§ Extrait de page:

La maladie de Lyme est-elle en train de devenir une épidémie mondiale? Elle serait en tout cas «largement sous-diagnostiquée», selon Christian Perronne, Chef du service des maladies infectieuses à lhôpital universitaire
D'après le Professeur Luc Montagnier, le monde entier serait infecté par la maladie de Lyme. Vous partagez cet avis?
> A côté de la maladie de Lyme au sens strict, il y a des maladies apparentées et des co-infections pour lesquelles on n'a pratiquement aucun test diagnostic fiable. Mais si l'on s'en tient déjà à la maladie de Lyme au sens strict, elle est largement sous-diagnostiquée, parce que les tests ont été calibrés il y a trente ans pour qu'elle reste une maladie rare. Et ça n'a jamais évolué, malgré les données de la littérature scientifique.
La maladie de Lyme peut se manifester par de multiples symptômes. Est-ce problématique pour le diagnostic
> Effectivement, elle peut donner un peu tout et n'importe quoi, des symptômes très classiques comme l'érythème migrant, mais ça peut être aussi des douleurs articulaires, des troubles de concentration, des problèmes cutanés, cardiaques ou neurologiques. Il y a des formes bénignes, d'autres qui guérissent toutes seules, mais aussi des formes sévères ou chroniques qui détruisent la vie de bien des gens. Finalement beaucoup de médecins en voient tous les jours sans faire le lien avec un possible Lyme. Et comme les tests ne sont pas fiables, certains malades, après une errance médicale, se retrouvent en psychiatrie...

§ Consigne: Imprimez mot pour mot le passage de l'entretien sur la maladie de Lyme qui commence par « La maladie de Lyme est-elle » et se poursuit jusqu'à « partagez cet avis? ».

§ Données présentées:
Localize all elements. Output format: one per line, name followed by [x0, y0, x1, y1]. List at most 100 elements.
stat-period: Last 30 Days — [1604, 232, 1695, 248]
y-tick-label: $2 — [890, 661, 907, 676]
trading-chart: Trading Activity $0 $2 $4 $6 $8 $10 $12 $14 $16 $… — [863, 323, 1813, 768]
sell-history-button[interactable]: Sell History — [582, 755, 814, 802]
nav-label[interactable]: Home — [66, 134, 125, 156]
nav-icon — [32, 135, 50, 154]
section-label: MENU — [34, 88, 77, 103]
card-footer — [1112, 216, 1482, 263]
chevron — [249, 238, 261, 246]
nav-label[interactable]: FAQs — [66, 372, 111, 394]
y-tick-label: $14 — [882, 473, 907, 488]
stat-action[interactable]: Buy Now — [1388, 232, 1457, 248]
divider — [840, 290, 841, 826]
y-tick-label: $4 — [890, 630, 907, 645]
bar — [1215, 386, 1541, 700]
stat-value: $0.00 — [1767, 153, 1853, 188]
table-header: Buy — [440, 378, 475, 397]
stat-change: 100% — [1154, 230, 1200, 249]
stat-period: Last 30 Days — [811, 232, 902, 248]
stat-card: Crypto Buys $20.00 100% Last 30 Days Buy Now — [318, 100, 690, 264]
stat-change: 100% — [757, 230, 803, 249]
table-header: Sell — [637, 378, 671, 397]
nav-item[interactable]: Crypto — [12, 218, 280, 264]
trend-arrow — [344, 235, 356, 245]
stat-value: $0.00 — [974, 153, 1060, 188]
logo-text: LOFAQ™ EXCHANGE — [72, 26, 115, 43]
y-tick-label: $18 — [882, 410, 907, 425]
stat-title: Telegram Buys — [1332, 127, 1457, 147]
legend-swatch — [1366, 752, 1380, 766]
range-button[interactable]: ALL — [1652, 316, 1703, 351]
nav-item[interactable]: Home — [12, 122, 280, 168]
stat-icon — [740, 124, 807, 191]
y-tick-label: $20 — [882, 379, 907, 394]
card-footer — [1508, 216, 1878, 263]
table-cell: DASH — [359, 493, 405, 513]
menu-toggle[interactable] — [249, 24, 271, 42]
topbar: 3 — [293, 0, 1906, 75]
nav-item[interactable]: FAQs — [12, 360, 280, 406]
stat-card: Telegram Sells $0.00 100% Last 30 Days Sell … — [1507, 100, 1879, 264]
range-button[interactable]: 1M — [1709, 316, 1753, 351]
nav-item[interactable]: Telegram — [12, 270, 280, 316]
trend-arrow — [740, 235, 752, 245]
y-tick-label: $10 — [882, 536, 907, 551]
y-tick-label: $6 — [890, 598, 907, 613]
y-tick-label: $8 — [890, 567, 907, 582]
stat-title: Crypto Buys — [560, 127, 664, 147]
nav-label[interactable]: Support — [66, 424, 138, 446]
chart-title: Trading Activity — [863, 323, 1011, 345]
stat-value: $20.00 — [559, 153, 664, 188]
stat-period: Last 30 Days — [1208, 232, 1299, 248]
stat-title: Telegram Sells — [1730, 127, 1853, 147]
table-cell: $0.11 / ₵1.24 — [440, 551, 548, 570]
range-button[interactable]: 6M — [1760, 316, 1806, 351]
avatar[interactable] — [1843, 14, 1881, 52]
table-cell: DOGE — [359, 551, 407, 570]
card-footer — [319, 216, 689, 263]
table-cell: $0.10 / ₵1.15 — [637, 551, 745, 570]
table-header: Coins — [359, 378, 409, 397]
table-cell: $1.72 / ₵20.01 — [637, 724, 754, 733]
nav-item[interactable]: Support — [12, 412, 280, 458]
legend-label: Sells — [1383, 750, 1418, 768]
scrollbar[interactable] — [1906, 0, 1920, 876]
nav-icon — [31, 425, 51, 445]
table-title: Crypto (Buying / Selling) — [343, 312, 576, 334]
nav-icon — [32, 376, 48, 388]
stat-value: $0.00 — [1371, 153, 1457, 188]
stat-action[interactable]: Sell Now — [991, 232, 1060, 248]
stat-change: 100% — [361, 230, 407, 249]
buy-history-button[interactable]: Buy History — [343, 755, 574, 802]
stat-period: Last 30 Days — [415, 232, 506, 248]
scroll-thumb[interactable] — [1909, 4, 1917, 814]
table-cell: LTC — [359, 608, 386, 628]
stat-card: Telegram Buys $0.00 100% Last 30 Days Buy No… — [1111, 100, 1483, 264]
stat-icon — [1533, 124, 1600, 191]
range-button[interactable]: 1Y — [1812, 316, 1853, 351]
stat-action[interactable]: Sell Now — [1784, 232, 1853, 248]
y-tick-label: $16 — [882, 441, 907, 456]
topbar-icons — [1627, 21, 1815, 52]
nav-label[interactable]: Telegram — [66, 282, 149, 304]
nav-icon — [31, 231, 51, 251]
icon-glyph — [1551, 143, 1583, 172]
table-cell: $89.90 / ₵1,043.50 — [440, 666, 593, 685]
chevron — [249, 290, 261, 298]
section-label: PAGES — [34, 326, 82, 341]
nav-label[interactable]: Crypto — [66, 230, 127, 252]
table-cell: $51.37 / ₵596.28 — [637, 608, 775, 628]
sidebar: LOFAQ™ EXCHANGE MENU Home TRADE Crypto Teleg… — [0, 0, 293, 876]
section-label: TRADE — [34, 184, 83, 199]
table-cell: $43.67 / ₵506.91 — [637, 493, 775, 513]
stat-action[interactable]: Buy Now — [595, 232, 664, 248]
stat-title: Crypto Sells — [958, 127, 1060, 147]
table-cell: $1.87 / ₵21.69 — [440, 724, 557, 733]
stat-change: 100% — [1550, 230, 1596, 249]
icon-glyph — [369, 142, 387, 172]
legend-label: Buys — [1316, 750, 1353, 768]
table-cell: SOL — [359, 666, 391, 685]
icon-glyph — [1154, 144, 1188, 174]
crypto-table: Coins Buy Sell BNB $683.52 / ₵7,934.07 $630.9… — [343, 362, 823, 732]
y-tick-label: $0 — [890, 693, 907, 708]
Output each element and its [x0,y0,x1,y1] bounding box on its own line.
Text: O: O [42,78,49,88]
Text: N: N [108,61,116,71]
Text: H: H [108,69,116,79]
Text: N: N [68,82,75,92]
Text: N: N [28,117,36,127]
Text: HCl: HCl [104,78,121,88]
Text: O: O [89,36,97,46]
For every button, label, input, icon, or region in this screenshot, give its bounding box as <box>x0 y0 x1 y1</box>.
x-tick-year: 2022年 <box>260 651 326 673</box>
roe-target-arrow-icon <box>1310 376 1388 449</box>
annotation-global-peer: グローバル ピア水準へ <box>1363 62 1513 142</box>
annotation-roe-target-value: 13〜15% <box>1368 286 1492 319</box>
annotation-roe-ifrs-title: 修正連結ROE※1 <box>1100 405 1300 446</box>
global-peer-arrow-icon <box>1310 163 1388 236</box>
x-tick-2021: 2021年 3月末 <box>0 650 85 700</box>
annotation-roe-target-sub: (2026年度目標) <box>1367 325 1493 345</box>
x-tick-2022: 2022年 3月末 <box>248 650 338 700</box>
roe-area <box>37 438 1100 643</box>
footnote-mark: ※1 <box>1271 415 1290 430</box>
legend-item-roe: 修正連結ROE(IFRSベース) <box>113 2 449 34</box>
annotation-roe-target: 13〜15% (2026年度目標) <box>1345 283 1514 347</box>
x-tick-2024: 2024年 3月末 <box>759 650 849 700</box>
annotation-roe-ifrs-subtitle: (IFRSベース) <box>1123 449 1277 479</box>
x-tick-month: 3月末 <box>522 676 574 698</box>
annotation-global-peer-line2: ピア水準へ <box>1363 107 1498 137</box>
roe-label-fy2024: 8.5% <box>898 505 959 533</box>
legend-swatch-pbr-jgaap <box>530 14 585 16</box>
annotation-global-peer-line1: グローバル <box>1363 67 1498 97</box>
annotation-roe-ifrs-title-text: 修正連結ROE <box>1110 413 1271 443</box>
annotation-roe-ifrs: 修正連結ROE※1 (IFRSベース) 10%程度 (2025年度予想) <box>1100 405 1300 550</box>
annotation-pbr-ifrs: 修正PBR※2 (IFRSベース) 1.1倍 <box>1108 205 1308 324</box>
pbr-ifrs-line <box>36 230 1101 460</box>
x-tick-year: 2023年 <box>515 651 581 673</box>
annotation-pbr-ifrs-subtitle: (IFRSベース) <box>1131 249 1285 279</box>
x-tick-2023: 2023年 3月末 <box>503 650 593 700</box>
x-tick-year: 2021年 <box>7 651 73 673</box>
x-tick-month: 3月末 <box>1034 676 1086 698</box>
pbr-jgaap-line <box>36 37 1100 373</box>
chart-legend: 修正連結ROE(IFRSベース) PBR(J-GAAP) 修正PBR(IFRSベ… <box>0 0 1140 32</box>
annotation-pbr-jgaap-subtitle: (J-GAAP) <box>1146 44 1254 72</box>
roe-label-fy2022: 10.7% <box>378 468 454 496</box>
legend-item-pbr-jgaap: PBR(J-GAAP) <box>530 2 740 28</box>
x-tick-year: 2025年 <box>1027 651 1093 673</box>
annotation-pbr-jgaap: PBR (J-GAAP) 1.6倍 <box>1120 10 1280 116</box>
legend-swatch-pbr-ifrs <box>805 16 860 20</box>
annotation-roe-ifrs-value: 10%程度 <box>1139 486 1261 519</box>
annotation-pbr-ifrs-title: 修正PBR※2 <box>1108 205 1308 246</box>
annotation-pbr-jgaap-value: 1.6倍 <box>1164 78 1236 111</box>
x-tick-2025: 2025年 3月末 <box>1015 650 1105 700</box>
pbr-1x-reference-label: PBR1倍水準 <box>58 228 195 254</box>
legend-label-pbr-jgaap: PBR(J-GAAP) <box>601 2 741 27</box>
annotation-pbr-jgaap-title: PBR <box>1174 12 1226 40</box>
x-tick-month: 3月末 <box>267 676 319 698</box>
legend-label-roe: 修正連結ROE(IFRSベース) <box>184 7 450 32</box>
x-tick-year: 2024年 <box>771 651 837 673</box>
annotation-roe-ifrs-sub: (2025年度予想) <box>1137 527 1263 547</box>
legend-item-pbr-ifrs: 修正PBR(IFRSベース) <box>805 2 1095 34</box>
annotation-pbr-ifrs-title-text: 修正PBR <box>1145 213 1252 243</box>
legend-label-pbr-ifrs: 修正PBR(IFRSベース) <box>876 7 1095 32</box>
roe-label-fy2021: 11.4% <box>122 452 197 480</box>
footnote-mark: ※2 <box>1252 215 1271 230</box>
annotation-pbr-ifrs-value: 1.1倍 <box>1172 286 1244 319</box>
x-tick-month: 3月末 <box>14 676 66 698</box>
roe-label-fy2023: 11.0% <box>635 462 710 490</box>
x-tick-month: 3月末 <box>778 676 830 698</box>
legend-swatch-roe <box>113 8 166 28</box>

§ Corrigé:
La maladie de Lyme est-elle en train de devenir une épidémie mondiale? Elle serait en tout cas «largement sous-diagnostiquée», selon Christian Perronne, Chef du service des maladies infectieuses à lhôpital universitaire
D'après le Professeur Luc Montagnier, le monde entier serait infecté par la maladie de Lyme. Vous partagez cet avis?